# Data:
=-=-=

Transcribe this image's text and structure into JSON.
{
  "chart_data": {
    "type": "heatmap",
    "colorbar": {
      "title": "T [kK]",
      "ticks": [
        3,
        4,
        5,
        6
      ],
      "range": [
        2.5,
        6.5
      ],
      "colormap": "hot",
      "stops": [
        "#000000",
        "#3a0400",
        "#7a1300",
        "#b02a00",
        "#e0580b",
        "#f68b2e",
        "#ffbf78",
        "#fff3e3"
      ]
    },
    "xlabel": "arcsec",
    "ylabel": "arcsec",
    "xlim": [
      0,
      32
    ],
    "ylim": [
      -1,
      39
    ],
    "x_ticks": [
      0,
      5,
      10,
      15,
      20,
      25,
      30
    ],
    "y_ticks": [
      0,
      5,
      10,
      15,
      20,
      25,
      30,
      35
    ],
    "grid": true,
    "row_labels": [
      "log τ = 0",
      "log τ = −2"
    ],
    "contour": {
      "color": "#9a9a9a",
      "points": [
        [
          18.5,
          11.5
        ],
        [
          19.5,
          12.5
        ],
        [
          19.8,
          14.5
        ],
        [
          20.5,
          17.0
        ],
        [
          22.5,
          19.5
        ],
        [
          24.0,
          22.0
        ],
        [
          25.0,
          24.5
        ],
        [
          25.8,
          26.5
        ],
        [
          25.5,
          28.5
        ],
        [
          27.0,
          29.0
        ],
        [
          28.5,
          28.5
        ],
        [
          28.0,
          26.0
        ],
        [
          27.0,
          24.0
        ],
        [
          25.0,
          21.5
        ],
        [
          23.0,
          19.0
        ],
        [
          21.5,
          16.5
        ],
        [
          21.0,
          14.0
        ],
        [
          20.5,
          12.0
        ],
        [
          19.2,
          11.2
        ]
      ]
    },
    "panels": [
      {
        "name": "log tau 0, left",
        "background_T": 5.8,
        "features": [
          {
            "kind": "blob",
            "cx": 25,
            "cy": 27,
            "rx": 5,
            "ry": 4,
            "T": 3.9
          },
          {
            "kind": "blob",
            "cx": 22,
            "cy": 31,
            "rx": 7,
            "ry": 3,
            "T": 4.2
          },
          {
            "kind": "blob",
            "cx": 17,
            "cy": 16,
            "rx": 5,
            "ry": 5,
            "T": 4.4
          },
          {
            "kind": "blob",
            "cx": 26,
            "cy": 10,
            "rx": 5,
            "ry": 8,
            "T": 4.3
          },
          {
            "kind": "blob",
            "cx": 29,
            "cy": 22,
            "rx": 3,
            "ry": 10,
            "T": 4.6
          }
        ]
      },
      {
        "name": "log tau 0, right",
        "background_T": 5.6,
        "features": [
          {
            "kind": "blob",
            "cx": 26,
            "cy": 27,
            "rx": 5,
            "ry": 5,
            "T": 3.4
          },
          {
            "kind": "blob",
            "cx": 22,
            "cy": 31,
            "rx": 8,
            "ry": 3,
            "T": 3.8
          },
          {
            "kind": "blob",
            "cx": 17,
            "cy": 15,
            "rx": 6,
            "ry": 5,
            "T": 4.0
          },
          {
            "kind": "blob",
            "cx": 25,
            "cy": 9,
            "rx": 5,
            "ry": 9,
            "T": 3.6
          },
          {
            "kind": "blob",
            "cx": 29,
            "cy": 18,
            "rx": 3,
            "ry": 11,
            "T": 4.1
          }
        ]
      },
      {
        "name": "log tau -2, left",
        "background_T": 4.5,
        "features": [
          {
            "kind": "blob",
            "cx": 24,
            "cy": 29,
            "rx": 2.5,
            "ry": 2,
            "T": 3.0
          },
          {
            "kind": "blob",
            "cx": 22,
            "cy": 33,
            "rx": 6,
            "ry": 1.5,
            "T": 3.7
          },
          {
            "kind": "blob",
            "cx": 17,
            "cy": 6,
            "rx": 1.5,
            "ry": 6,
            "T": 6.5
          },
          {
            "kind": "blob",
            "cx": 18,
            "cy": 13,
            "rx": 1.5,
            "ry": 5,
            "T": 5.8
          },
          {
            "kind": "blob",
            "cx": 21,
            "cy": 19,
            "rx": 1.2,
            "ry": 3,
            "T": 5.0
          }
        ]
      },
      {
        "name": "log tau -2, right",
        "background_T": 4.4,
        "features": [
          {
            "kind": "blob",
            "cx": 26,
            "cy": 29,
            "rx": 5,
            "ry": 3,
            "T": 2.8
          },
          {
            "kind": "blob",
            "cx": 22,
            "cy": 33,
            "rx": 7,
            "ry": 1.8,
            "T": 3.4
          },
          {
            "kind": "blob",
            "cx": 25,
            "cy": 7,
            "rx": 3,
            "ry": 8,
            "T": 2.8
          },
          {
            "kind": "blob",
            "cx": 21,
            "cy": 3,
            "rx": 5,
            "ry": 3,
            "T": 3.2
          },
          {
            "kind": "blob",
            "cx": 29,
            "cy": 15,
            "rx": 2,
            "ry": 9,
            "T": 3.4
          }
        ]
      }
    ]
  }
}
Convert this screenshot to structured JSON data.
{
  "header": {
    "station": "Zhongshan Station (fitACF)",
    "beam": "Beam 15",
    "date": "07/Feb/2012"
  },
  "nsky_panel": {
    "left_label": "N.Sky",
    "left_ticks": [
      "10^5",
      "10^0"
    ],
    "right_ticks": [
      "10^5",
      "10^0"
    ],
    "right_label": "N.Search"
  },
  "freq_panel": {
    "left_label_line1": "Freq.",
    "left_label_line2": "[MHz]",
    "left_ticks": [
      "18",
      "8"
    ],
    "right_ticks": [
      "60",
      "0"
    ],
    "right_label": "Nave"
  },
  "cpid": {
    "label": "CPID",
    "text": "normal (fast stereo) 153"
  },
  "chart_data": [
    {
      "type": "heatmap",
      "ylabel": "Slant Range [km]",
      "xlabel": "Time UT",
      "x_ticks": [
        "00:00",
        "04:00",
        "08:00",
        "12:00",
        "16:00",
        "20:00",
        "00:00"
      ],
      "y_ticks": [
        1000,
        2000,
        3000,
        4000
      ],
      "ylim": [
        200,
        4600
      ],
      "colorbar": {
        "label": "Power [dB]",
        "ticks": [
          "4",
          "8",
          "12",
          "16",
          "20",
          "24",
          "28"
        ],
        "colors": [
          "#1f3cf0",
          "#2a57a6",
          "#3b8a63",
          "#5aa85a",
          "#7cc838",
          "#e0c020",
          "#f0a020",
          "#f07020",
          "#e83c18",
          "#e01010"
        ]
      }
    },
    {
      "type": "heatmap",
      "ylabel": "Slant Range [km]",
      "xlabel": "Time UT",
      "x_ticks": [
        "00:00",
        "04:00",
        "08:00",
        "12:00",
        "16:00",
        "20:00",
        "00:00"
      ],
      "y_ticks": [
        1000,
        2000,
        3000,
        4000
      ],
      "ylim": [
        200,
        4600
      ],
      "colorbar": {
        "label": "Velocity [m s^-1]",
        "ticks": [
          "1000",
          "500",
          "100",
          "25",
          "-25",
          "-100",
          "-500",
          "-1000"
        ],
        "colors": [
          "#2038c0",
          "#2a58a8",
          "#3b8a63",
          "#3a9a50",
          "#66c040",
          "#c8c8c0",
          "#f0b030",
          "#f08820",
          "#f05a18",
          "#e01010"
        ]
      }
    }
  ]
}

=-=-=

# Exercise prompt:
Your task is to repeat every line exactly.

# Result of this task:
Transcribe this image's text and structure into JSON.
{
  "chart_data": {
    "type": "heatmap",
    "colorbar": {
      "title": "T [kK]",
      "ticks": [
        3,
        4,
        5,
        6
      ],
      "range": [
        2.5,
        6.5
      ],
      "colormap": "hot",
      "stops": [
        "#000000",
        "#3a0400",
        "#7a1300",
        "#b02a00",
        "#e0580b",
        "#f68b2e",
        "#ffbf78",
        "#fff3e3"
      ]
    },
    "xlabel": "arcsec",
    "ylabel": "arcsec",
    "xlim": [
      0,
      32
    ],
    "ylim": [
      -1,
      39
    ],
    "x_ticks": [
      0,
      5,
      10,
      15,
      20,
      25,
      30
    ],
    "y_ticks": [
      0,
      5,
      10,
      15,
      20,
      25,
      30,
      35
    ],
    "grid": true,
    "row_labels": [
      "log τ = 0",
      "log τ = −2"
    ],
    "contour": {
      "color": "#9a9a9a",
      "points": [
        [
          18.5,
          11.5
        ],
        [
          19.5,
          12.5
        ],
        [
          19.8,
          14.5
        ],
        [
          20.5,
          17.0
        ],
        [
          22.5,
          19.5
        ],
        [
          24.0,
          22.0
        ],
        [
          25.0,
          24.5
        ],
        [
          25.8,
          26.5
        ],
        [
          25.5,
          28.5
        ],
        [
          27.0,
          29.0
        ],
        [
          28.5,
          28.5
        ],
        [
          28.0,
          26.0
        ],
        [
          27.0,
          24.0
        ],
        [
          25.0,
          21.5
        ],
        [
          23.0,
          19.0
        ],
        [
          21.5,
          16.5
        ],
        [
          21.0,
          14.0
        ],
        [
          20.5,
          12.0
        ],
        [
          19.2,
          11.2
        ]
      ]
    },
    "panels": [
      {
        "name": "log tau 0, left",
        "background_T": 5.8,
        "features": [
          {
            "kind": "blob",
            "cx": 25,
            "cy": 27,
            "rx": 5,
            "ry": 4,
            "T": 3.9
          },
          {
            "kind": "blob",
            "cx": 22,
            "cy": 31,
            "rx": 7,
            "ry": 3,
            "T": 4.2
          },
          {
            "kind": "blob",
            "cx": 17,
            "cy": 16,
            "rx": 5,
            "ry": 5,
            "T": 4.4
          },
          {
            "kind": "blob",
            "cx": 26,
            "cy": 10,
            "rx": 5,
            "ry": 8,
            "T": 4.3
          },
          {
            "kind": "blob",
            "cx": 29,
            "cy": 22,
            "rx": 3,
            "ry": 10,
            "T": 4.6
          }
        ]
      },
      {
        "name": "log tau 0, right",
        "background_T": 5.6,
        "features": [
          {
            "kind": "blob",
            "cx": 26,
            "cy": 27,
            "rx": 5,
            "ry": 5,
            "T": 3.4
          },
          {
            "kind": "blob",
            "cx": 22,
            "cy": 31,
            "rx": 8,
            "ry": 3,
            "T": 3.8
          },
          {
            "kind": "blob",
            "cx": 17,
            "cy": 15,
            "rx": 6,
            "ry": 5,
            "T": 4.0
          },
          {
            "kind": "blob",
            "cx": 25,
            "cy": 9,
            "rx": 5,
            "ry": 9,
            "T": 3.6
          },
          {
            "kind": "blob",
            "cx": 29,
            "cy": 18,
            "rx": 3,
            "ry": 11,
            "T": 4.1
          }
        ]
      },
      {
        "name": "log tau -2, left",
        "background_T": 4.5,
        "features": [
          {
            "kind": "blob",
            "cx": 24,
            "cy": 29,
            "rx": 2.5,
            "ry": 2,
            "T": 3.0
          },
          {
            "kind": "blob",
            "cx": 22,
            "cy": 33,
            "rx": 6,
            "ry": 1.5,
            "T": 3.7
          },
          {
            "kind": "blob",
            "cx": 17,
            "cy": 6,
            "rx": 1.5,
            "ry": 6,
            "T": 6.5
          },
          {
            "kind": "blob",
            "cx": 18,
            "cy": 13,
            "rx": 1.5,
            "ry": 5,
            "T": 5.8
          },
          {
            "kind": "blob",
            "cx": 21,
            "cy": 19,
            "rx": 1.2,
            "ry": 3,
            "T": 5.0
          }
        ]
      },
      {
        "name": "log tau -2, right",
        "background_T": 4.4,
        "features": [
          {
            "kind": "blob",
            "cx": 26,
            "cy": 29,
            "rx": 5,
            "ry": 3,
            "T": 2.8
          },
          {
            "kind": "blob",
            "cx": 22,
            "cy": 33,
            "rx": 7,
            "ry": 1.8,
            "T": 3.4
          },
          {
            "kind": "blob",
            "cx": 25,
            "cy": 7,
            "rx": 3,
            "ry": 8,
            "T": 2.8
          },
          {
            "kind": "blob",
            "cx": 21,
            "cy": 3,
            "rx": 5,
            "ry": 3,
            "T": 3.2
          },
          {
            "kind": "blob",
            "cx": 29,
            "cy": 15,
            "rx": 2,
            "ry": 9,
            "T": 3.4
          }
        ]
      }
    ]
  }
}
Convert this screenshot to structured JSON data.
{
  "header": {
    "station": "Zhongshan Station (fitACF)",
    "beam": "Beam 15",
    "date": "07/Feb/2012"
  },
  "nsky_panel": {
    "left_label": "N.Sky",
    "left_ticks": [
      "10^5",
      "10^0"
    ],
    "right_ticks": [
      "10^5",
      "10^0"
    ],
    "right_label": "N.Search"
  },
  "freq_panel": {
    "left_label_line1": "Freq.",
    "left_label_line2": "[MHz]",
    "left_ticks": [
      "18",
      "8"
    ],
    "right_ticks": [
      "60",
      "0"
    ],
    "right_label": "Nave"
  },
  "cpid": {
    "label": "CPID",
    "text": "normal (fast stereo) 153"
  },
  "chart_data": [
    {
      "type": "heatmap",
      "ylabel": "Slant Range [km]",
      "xlabel": "Time UT",
      "x_ticks": [
        "00:00",
        "04:00",
        "08:00",
        "12:00",
        "16:00",
        "20:00",
        "00:00"
      ],
      "y_ticks": [
        1000,
        2000,
        3000,
        4000
      ],
      "ylim": [
        200,
        4600
      ],
      "colorbar": {
        "label": "Power [dB]",
        "ticks": [
          "4",
          "8",
          "12",
          "16",
          "20",
          "24",
          "28"
        ],
        "colors": [
          "#1f3cf0",
          "#2a57a6",
          "#3b8a63",
          "#5aa85a",
          "#7cc838",
          "#e0c020",
          "#f0a020",
          "#f07020",
          "#e83c18",
          "#e01010"
        ]
      }
    },
    {
      "type": "heatmap",
      "ylabel": "Slant Range [km]",
      "xlabel": "Time UT",
      "x_ticks": [
        "00:00",
        "04:00",
        "08:00",
        "12:00",
        "16:00",
        "20:00",
        "00:00"
      ],
      "y_ticks": [
        1000,
        2000,
        3000,
        4000
      ],
      "ylim": [
        200,
        4600
      ],
      "colorbar": {
        "label": "Velocity [m s^-1]",
        "ticks": [
          "1000",
          "500",
          "100",
          "25",
          "-25",
          "-100",
          "-500",
          "-1000"
        ],
        "colors": [
          "#2038c0",
          "#2a58a8",
          "#3b8a63",
          "#3a9a50",
          "#66c040",
          "#c8c8c0",
          "#f0b030",
          "#f08820",
          "#f05a18",
          "#e01010"
        ]
      }
    }
  ]
}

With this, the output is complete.